— Start of Records for the task —
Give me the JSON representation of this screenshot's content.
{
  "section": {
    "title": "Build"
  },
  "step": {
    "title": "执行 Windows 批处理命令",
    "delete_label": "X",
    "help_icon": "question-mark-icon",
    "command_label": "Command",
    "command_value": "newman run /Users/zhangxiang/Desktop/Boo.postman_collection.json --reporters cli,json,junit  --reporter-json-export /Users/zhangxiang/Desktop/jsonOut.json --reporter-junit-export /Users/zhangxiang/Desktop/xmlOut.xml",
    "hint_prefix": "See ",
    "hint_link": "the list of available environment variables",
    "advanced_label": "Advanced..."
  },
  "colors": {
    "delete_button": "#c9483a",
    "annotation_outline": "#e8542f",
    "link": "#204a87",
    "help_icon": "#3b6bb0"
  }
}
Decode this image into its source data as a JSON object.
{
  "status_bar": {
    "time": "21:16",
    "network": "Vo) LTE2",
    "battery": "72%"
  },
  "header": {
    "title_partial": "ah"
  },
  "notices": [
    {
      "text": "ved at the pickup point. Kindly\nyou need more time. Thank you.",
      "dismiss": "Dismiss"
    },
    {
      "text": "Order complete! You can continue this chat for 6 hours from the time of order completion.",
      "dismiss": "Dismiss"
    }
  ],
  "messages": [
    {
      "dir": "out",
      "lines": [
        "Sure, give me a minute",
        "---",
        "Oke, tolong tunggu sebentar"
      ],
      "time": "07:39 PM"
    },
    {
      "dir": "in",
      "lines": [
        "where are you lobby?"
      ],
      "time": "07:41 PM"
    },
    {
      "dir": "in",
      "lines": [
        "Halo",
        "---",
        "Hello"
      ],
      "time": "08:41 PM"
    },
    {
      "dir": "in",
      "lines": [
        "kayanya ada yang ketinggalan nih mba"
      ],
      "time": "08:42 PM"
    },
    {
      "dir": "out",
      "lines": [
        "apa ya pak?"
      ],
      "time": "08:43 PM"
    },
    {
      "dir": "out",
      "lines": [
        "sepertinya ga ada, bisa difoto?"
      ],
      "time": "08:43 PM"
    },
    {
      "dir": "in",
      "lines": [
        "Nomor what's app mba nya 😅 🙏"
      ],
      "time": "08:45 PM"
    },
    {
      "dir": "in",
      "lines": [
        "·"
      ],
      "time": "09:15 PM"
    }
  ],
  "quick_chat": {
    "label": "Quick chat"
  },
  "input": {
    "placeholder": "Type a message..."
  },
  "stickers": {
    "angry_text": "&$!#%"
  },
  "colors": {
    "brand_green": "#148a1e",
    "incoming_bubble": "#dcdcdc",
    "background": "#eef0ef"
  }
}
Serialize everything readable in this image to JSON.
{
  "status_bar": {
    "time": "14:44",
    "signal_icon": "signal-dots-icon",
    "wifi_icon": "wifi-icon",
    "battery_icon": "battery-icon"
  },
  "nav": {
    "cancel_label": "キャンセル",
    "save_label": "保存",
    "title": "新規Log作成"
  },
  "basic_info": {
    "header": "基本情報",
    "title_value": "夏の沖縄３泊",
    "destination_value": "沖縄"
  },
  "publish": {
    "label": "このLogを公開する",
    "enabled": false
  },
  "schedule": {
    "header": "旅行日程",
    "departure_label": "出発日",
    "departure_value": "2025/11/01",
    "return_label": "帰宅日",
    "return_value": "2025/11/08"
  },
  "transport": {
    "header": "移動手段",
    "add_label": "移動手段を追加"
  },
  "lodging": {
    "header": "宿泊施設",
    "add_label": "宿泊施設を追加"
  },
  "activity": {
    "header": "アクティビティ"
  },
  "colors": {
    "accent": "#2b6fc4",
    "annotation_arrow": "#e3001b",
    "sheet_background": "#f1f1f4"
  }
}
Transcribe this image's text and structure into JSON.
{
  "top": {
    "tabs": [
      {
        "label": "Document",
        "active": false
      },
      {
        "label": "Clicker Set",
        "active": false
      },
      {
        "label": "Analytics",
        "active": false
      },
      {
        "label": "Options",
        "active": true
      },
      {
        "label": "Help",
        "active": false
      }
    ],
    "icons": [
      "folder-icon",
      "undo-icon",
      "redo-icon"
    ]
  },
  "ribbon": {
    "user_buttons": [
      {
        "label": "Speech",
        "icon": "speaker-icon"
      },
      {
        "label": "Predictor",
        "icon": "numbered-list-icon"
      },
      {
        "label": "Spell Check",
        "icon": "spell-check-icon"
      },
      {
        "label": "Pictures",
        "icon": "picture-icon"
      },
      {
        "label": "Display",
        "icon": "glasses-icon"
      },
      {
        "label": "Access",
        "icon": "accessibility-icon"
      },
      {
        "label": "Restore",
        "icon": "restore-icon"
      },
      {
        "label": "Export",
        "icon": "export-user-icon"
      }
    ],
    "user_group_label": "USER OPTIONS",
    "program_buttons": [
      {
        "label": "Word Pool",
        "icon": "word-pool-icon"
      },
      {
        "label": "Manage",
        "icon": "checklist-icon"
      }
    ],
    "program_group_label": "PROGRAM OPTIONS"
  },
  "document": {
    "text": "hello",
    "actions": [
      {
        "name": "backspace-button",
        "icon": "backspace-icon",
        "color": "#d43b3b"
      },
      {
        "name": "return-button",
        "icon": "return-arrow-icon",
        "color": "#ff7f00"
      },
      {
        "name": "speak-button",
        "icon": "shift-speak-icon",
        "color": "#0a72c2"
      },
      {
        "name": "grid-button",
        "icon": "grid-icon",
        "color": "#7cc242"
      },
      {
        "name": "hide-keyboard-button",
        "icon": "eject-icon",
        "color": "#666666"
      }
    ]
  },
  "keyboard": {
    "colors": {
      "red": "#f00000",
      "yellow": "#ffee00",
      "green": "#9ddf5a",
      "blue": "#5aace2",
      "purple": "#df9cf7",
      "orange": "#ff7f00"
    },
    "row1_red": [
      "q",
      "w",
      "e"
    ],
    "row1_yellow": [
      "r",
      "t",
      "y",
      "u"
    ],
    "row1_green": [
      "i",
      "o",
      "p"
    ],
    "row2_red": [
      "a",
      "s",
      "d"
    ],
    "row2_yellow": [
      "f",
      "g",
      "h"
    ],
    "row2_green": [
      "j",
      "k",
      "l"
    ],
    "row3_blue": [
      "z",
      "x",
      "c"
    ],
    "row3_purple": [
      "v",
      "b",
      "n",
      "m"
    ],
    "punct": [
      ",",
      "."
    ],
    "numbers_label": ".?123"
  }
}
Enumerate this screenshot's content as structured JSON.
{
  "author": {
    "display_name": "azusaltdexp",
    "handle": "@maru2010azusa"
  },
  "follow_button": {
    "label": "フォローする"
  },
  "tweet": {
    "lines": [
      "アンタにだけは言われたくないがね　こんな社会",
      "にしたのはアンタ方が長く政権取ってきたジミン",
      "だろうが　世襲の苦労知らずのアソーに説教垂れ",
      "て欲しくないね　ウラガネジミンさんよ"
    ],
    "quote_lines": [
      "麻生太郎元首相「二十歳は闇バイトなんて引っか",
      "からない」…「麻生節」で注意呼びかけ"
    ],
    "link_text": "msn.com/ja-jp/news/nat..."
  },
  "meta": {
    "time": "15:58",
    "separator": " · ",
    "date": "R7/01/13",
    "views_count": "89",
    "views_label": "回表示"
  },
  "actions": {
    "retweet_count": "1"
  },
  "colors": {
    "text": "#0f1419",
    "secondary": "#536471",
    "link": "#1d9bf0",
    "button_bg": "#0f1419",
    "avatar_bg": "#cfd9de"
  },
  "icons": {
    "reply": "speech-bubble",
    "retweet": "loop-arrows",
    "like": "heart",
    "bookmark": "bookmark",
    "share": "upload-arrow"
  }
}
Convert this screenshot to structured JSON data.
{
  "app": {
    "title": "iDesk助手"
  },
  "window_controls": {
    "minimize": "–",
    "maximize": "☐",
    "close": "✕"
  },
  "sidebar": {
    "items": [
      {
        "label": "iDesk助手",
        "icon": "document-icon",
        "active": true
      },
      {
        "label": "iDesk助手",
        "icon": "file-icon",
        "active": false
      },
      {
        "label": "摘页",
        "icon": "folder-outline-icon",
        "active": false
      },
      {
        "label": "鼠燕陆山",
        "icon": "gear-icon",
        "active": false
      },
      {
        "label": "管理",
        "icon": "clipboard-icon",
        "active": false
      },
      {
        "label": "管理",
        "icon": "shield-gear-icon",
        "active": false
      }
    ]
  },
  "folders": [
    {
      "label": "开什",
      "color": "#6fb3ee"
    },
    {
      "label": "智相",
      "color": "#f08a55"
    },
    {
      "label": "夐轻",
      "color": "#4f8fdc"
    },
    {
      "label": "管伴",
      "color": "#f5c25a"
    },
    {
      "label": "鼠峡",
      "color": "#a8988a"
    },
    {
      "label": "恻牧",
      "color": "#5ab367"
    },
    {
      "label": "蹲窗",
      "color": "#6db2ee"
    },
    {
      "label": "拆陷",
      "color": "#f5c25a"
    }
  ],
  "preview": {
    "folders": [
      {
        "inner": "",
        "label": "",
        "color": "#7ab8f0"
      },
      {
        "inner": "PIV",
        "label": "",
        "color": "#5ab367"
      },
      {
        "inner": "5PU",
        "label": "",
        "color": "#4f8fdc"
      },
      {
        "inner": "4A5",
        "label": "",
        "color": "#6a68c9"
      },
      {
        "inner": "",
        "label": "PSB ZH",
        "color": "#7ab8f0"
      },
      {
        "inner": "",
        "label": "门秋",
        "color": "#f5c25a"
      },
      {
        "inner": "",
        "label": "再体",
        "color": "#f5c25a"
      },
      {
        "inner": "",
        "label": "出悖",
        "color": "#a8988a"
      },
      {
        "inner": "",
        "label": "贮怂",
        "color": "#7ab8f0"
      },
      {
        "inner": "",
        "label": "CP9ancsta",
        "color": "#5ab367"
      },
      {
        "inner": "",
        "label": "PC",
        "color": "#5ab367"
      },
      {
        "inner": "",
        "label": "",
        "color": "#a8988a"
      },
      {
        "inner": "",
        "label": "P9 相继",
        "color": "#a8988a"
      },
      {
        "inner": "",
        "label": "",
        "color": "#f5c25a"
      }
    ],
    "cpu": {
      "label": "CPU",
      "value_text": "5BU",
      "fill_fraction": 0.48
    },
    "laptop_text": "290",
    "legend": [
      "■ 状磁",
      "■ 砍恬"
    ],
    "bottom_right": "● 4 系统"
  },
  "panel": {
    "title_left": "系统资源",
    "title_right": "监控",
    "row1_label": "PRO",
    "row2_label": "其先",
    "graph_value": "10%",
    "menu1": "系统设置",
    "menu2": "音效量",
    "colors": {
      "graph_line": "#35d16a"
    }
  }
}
— End of Records for the task —
Return only the number of lines in the data that contain "battery".

# Solution for this problem
2